__SET EXERCISE__
Where a line contains the word "className", copy that line.
— Start of EXCERPTED DATA —
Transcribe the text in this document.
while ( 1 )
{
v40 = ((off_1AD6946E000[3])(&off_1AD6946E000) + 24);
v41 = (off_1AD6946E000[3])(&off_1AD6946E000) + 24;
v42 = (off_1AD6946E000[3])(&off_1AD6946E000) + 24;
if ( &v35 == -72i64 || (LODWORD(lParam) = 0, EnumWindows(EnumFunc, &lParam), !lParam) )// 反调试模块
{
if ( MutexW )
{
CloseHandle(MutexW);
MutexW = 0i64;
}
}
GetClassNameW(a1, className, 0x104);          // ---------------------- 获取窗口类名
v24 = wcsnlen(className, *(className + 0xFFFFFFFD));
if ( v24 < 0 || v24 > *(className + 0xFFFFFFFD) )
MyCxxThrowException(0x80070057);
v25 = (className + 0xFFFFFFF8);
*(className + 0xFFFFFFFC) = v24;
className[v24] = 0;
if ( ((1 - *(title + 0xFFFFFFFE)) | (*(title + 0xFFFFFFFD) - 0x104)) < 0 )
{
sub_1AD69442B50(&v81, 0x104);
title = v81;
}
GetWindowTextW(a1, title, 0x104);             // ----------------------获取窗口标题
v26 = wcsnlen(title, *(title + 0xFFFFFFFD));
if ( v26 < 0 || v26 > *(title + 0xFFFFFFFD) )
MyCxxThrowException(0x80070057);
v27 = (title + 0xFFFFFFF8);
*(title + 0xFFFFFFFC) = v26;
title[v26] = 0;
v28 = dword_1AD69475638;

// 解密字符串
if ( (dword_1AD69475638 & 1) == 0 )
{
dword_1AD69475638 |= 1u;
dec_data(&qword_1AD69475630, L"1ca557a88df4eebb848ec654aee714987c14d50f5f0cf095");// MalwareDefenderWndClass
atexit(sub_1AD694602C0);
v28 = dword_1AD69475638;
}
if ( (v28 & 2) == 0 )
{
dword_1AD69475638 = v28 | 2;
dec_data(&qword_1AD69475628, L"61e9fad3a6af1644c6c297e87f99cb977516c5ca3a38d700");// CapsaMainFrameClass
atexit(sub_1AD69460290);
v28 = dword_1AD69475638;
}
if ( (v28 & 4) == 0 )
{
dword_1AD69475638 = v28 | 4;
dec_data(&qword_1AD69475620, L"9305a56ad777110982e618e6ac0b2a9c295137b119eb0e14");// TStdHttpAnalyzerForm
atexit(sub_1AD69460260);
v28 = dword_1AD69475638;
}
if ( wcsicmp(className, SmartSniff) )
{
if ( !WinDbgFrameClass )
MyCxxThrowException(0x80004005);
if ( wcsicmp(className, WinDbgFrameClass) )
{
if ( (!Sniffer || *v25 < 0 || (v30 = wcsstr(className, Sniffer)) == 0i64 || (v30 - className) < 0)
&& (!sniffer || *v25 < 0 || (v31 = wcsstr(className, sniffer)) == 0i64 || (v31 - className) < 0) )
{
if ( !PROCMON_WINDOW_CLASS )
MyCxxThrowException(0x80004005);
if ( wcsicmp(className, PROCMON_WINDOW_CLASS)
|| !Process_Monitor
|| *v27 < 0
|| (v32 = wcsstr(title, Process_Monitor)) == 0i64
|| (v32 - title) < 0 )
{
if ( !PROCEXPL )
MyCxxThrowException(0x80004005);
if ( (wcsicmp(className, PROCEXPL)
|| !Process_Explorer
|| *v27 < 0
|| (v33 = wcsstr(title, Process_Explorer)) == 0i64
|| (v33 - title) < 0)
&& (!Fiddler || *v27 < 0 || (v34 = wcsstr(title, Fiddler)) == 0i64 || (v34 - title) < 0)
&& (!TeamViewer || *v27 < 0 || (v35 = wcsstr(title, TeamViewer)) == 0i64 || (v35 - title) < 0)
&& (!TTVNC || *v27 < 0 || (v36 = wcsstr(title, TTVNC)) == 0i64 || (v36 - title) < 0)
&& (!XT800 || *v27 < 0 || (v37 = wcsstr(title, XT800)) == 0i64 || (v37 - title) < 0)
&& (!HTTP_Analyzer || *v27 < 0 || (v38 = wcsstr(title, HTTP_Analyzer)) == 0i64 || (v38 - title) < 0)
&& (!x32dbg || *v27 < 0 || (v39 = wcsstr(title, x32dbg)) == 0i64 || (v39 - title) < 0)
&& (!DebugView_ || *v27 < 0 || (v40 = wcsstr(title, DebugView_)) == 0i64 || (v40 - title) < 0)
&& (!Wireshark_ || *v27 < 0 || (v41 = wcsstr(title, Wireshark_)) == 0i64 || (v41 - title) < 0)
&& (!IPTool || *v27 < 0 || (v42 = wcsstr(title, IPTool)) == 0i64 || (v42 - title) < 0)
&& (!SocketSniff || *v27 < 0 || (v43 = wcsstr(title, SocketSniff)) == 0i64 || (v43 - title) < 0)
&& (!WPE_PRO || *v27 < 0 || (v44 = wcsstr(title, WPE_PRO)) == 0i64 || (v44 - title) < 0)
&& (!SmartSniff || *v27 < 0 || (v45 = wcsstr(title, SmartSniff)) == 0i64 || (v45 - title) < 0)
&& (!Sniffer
— End of EXCERPTED DATA —
__SOLUTION__
GetClassNameW(a1, className, 0x104);          // ---------------------- 获取窗口类名
v24 = wcsnlen(className, *(className + 0xFFFFFFFD));
if ( v24 < 0 || v24 > *(className + 0xFFFFFFFD) )
v25 = (className + 0xFFFFFFF8);
*(className + 0xFFFFFFFC) = v24;
className[v24] = 0;
if ( wcsicmp(className, SmartSniff) )
if ( wcsicmp(className, WinDbgFrameClass) )
if ( (!Sniffer || *v25 < 0 || (v30 = wcsstr(className, Sniffer)) == 0i64 || (v30 - className) < 0)
&& (!sniffer || *v25 < 0 || (v31 = wcsstr(className, sniffer)) == 0i64 || (v31 - className) < 0) )
if ( wcsicmp(className, PROCMON_WINDOW_CLASS)
if ( (wcsicmp(className, PROCEXPL)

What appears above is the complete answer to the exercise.